◆ **PROBLEM**
Can you pull out each line of the data below that includes the word "arms"?

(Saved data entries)
— Start —

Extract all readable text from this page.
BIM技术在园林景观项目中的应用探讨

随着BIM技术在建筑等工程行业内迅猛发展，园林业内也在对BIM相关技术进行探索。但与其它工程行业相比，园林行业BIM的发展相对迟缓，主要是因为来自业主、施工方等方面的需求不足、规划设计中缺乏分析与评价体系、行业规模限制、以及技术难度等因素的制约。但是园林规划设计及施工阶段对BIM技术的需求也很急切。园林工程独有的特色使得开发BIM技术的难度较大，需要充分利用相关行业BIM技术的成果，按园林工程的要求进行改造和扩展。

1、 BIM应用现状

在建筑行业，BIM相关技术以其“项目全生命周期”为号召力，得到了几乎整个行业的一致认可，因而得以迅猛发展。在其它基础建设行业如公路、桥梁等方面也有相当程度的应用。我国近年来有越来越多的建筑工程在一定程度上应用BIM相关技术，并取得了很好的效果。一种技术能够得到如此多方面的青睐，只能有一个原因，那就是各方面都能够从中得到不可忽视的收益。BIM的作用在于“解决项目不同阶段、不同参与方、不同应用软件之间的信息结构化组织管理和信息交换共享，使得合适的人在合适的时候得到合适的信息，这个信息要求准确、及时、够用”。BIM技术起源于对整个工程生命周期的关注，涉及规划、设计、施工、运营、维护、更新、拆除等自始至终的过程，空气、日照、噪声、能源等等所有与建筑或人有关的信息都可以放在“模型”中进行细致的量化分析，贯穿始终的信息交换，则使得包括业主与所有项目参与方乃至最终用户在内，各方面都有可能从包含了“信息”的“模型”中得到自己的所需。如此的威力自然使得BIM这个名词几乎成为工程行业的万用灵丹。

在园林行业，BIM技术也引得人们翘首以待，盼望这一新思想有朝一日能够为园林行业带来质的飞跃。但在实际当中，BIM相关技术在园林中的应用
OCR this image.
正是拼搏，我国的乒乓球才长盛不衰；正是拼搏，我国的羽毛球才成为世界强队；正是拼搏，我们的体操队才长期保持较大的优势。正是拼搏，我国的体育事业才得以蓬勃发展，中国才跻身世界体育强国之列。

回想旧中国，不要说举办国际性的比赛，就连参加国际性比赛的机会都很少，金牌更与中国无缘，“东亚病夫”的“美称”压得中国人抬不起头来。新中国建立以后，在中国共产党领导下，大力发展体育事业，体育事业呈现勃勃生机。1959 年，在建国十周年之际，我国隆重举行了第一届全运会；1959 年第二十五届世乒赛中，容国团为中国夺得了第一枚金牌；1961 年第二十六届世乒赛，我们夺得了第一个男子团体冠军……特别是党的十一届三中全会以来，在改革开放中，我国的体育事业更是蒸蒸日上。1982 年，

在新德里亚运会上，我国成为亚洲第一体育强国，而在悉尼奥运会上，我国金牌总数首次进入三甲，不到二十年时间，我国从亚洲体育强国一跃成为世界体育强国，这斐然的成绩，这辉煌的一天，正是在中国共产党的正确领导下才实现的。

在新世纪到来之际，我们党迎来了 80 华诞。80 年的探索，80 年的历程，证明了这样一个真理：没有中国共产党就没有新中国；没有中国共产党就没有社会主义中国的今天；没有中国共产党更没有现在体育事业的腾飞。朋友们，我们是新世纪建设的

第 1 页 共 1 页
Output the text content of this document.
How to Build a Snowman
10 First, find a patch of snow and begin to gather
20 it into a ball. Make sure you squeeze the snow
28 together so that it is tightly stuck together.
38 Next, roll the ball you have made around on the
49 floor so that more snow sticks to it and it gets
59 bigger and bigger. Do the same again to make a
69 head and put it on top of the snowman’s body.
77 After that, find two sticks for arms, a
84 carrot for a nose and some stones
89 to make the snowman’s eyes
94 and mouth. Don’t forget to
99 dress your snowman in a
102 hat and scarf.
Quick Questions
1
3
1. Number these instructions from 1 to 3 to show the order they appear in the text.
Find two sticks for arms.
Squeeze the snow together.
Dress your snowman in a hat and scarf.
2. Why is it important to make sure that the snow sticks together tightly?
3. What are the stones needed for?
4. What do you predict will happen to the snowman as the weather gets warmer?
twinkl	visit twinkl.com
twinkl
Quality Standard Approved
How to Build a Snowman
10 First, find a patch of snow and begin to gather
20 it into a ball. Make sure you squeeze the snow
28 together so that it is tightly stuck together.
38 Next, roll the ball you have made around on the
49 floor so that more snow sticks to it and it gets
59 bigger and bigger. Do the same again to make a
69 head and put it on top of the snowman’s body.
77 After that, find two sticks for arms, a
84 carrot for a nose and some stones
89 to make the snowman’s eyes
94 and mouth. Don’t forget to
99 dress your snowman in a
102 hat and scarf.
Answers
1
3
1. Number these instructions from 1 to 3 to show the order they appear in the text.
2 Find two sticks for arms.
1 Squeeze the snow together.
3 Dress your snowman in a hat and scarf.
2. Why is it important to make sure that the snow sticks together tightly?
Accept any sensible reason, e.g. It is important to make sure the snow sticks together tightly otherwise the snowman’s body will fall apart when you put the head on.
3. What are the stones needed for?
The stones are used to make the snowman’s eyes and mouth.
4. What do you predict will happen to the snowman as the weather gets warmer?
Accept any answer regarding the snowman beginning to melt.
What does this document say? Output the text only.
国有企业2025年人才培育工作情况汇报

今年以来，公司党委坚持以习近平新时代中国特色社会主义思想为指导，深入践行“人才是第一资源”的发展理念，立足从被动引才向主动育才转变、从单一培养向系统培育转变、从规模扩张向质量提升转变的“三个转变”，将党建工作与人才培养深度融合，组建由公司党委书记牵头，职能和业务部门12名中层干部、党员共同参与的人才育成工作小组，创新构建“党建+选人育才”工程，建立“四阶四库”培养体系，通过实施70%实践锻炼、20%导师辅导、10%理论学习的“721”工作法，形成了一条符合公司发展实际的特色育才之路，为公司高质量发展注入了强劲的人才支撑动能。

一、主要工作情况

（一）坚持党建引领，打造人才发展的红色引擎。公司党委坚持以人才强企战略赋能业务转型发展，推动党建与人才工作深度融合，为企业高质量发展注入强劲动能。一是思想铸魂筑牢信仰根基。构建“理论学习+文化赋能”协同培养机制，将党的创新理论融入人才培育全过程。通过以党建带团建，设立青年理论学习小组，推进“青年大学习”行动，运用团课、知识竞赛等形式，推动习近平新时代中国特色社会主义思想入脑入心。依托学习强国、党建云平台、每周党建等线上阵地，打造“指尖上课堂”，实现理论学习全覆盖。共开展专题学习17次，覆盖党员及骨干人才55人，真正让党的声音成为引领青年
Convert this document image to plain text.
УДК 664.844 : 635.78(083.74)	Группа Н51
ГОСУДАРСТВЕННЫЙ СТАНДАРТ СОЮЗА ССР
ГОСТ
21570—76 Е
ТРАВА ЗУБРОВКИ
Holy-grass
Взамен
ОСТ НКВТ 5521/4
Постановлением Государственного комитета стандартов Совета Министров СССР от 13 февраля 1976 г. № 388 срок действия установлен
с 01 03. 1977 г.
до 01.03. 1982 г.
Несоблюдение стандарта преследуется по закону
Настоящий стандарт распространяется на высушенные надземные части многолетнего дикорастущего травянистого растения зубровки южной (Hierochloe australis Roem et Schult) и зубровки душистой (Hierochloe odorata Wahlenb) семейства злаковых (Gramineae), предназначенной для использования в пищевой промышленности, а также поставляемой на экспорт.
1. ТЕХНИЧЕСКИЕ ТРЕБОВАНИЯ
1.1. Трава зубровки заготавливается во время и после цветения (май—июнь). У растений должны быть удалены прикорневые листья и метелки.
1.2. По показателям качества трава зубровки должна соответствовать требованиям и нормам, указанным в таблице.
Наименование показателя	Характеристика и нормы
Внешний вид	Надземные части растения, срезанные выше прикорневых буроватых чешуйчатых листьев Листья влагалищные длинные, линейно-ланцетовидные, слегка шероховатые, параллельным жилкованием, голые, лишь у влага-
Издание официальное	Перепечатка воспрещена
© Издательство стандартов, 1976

— End —

◆ **ANSWER TO THE PROBLEM**
77 After that, find two sticks for arms, a
Find two sticks for arms.
77 After that, find two sticks for arms, a
2 Find two sticks for arms.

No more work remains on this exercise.